** Begin RECORD SET **

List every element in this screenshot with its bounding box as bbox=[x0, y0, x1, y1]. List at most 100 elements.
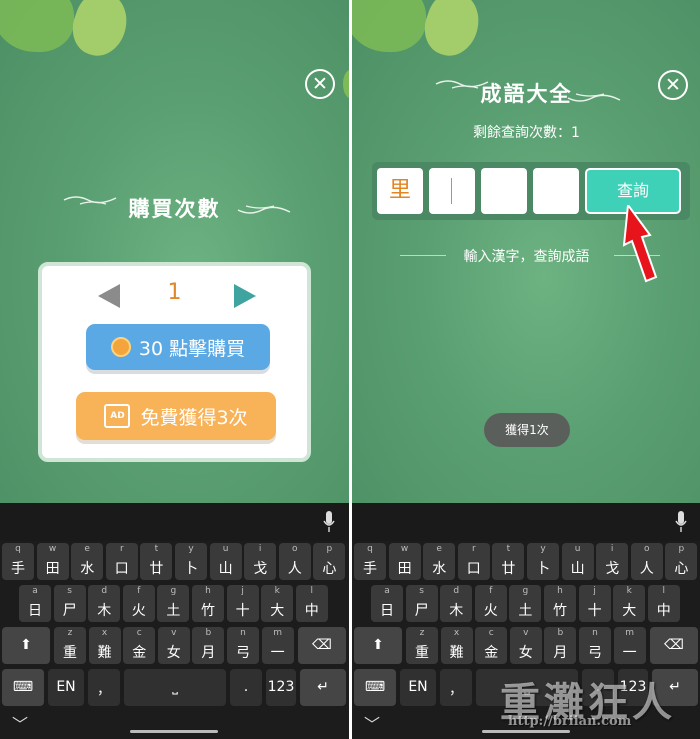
key-j[interactable]: j十 bbox=[578, 585, 611, 622]
key-e[interactable]: e水 bbox=[71, 543, 104, 580]
key-o[interactable]: o人 bbox=[278, 543, 311, 580]
key-l[interactable]: l中 bbox=[295, 585, 328, 622]
numbers-key[interactable]: 123 bbox=[266, 669, 296, 706]
key-x[interactable]: x難 bbox=[440, 627, 473, 664]
watch-ad-button[interactable]: AD 免費獲得3次 bbox=[76, 392, 276, 440]
key-v[interactable]: v女 bbox=[157, 627, 190, 664]
key-label: 月 bbox=[553, 645, 568, 661]
key-label: 難 bbox=[449, 645, 464, 661]
char-input-2[interactable] bbox=[429, 168, 475, 214]
key-y[interactable]: y卜 bbox=[527, 543, 559, 580]
key-v[interactable]: v女 bbox=[509, 627, 542, 664]
keyboard-toolbar bbox=[352, 503, 700, 541]
key-latin-label: d bbox=[101, 586, 108, 596]
language-key[interactable]: EN bbox=[400, 669, 436, 706]
key-latin-label: m bbox=[273, 628, 282, 638]
key-l[interactable]: l中 bbox=[647, 585, 680, 622]
key-label: ⬆ bbox=[372, 637, 384, 653]
language-key[interactable]: EN bbox=[48, 669, 84, 706]
key-x[interactable]: x難 bbox=[88, 627, 121, 664]
key-i[interactable]: i戈 bbox=[596, 543, 629, 580]
key-d[interactable]: d木 bbox=[88, 585, 121, 622]
lily-pad-decoration bbox=[352, 0, 426, 52]
key-j[interactable]: j十 bbox=[226, 585, 259, 622]
comma-key[interactable]: ， bbox=[440, 669, 472, 706]
key-n[interactable]: n弓 bbox=[227, 627, 259, 664]
char-input-1[interactable]: 里 bbox=[377, 168, 423, 214]
chevron-down-icon[interactable]: ﹀ bbox=[12, 711, 28, 735]
key-s[interactable]: s尸 bbox=[405, 585, 438, 622]
home-pill[interactable] bbox=[482, 730, 570, 733]
shift-key[interactable]: ⬆ bbox=[2, 627, 50, 664]
key-w[interactable]: w田 bbox=[388, 543, 421, 580]
key-i[interactable]: i戈 bbox=[244, 543, 277, 580]
key-latin-label: y bbox=[540, 544, 546, 554]
key-q[interactable]: q手 bbox=[354, 543, 386, 580]
key-label: 金 bbox=[484, 645, 499, 661]
key-r[interactable]: r口 bbox=[457, 543, 490, 580]
purchase-title: 購買次數 bbox=[128, 196, 221, 221]
key-d[interactable]: d木 bbox=[440, 585, 473, 622]
key-g[interactable]: g土 bbox=[157, 585, 190, 622]
space-key[interactable]: ⎵ bbox=[124, 669, 226, 706]
shift-key[interactable]: ⬆ bbox=[354, 627, 402, 664]
watermark-url: http://briian.com bbox=[508, 714, 632, 729]
key-p[interactable]: p心 bbox=[313, 543, 346, 580]
key-latin-label: h bbox=[205, 586, 211, 596]
microphone-icon[interactable] bbox=[675, 511, 687, 533]
key-u[interactable]: u山 bbox=[209, 543, 242, 580]
key-m[interactable]: m一 bbox=[261, 627, 294, 664]
key-k[interactable]: k大 bbox=[261, 585, 294, 622]
key-label: 手 bbox=[363, 561, 377, 577]
key-f[interactable]: f火 bbox=[474, 585, 507, 622]
lily-pad-decoration bbox=[0, 0, 74, 52]
key-z[interactable]: z重 bbox=[54, 627, 86, 664]
key-f[interactable]: f火 bbox=[122, 585, 155, 622]
close-icon[interactable]: ✕ bbox=[305, 69, 335, 99]
keyboard-switch-key[interactable]: ⌨ bbox=[354, 669, 396, 706]
key-b[interactable]: b月 bbox=[192, 627, 225, 664]
microphone-icon[interactable] bbox=[323, 511, 335, 533]
key-latin-label: q bbox=[367, 544, 373, 554]
key-g[interactable]: g土 bbox=[509, 585, 542, 622]
key-p[interactable]: p心 bbox=[665, 543, 698, 580]
key-h[interactable]: h竹 bbox=[544, 585, 576, 622]
ad-video-icon: AD bbox=[104, 404, 131, 428]
key-label: 田 bbox=[45, 561, 60, 577]
home-pill[interactable] bbox=[130, 730, 218, 733]
key-y[interactable]: y卜 bbox=[175, 543, 207, 580]
keyboard-switch-key[interactable]: ⌨ bbox=[2, 669, 44, 706]
period-key[interactable]: . bbox=[230, 669, 262, 706]
key-n[interactable]: n弓 bbox=[579, 627, 611, 664]
key-a[interactable]: a日 bbox=[19, 585, 51, 622]
key-a[interactable]: a日 bbox=[371, 585, 403, 622]
backspace-key[interactable]: ⌫ bbox=[650, 627, 698, 664]
key-s[interactable]: s尸 bbox=[53, 585, 86, 622]
key-b[interactable]: b月 bbox=[544, 627, 577, 664]
key-z[interactable]: z重 bbox=[406, 627, 438, 664]
key-m[interactable]: m一 bbox=[613, 627, 646, 664]
key-k[interactable]: k大 bbox=[613, 585, 646, 622]
key-latin-label: o bbox=[644, 544, 650, 554]
key-u[interactable]: u山 bbox=[561, 543, 594, 580]
key-t[interactable]: t廿 bbox=[492, 543, 525, 580]
char-input-4[interactable] bbox=[533, 168, 579, 214]
key-c[interactable]: c金 bbox=[123, 627, 156, 664]
chevron-down-icon[interactable]: ﹀ bbox=[364, 711, 380, 735]
char-input-3[interactable] bbox=[481, 168, 527, 214]
key-o[interactable]: o人 bbox=[630, 543, 663, 580]
key-c[interactable]: c金 bbox=[475, 627, 508, 664]
key-h[interactable]: h竹 bbox=[192, 585, 224, 622]
key-w[interactable]: w田 bbox=[36, 543, 69, 580]
comma-key[interactable]: ， bbox=[88, 669, 120, 706]
key-t[interactable]: t廿 bbox=[140, 543, 173, 580]
key-label: . bbox=[243, 679, 249, 695]
key-latin-label: l bbox=[662, 586, 666, 596]
key-r[interactable]: r口 bbox=[105, 543, 138, 580]
key-q[interactable]: q手 bbox=[2, 543, 34, 580]
enter-key[interactable]: ↵ bbox=[300, 669, 346, 706]
buy-with-coins-button[interactable]: 30 點擊購買 bbox=[86, 324, 270, 370]
backspace-key[interactable]: ⌫ bbox=[298, 627, 346, 664]
key-e[interactable]: e水 bbox=[423, 543, 456, 580]
idiom-title: 成語大全 bbox=[480, 81, 573, 106]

** End RECORD SET **

• DIRECTIONS FOR THIS TASK:
Show every line in the rows above that contains the string "input".

• TASK RESPONSE:
char-input-2[interactable] bbox=[429, 168, 475, 214]
char-input-1[interactable]: 里 bbox=[377, 168, 423, 214]
char-input-4[interactable] bbox=[533, 168, 579, 214]
char-input-3[interactable] bbox=[481, 168, 527, 214]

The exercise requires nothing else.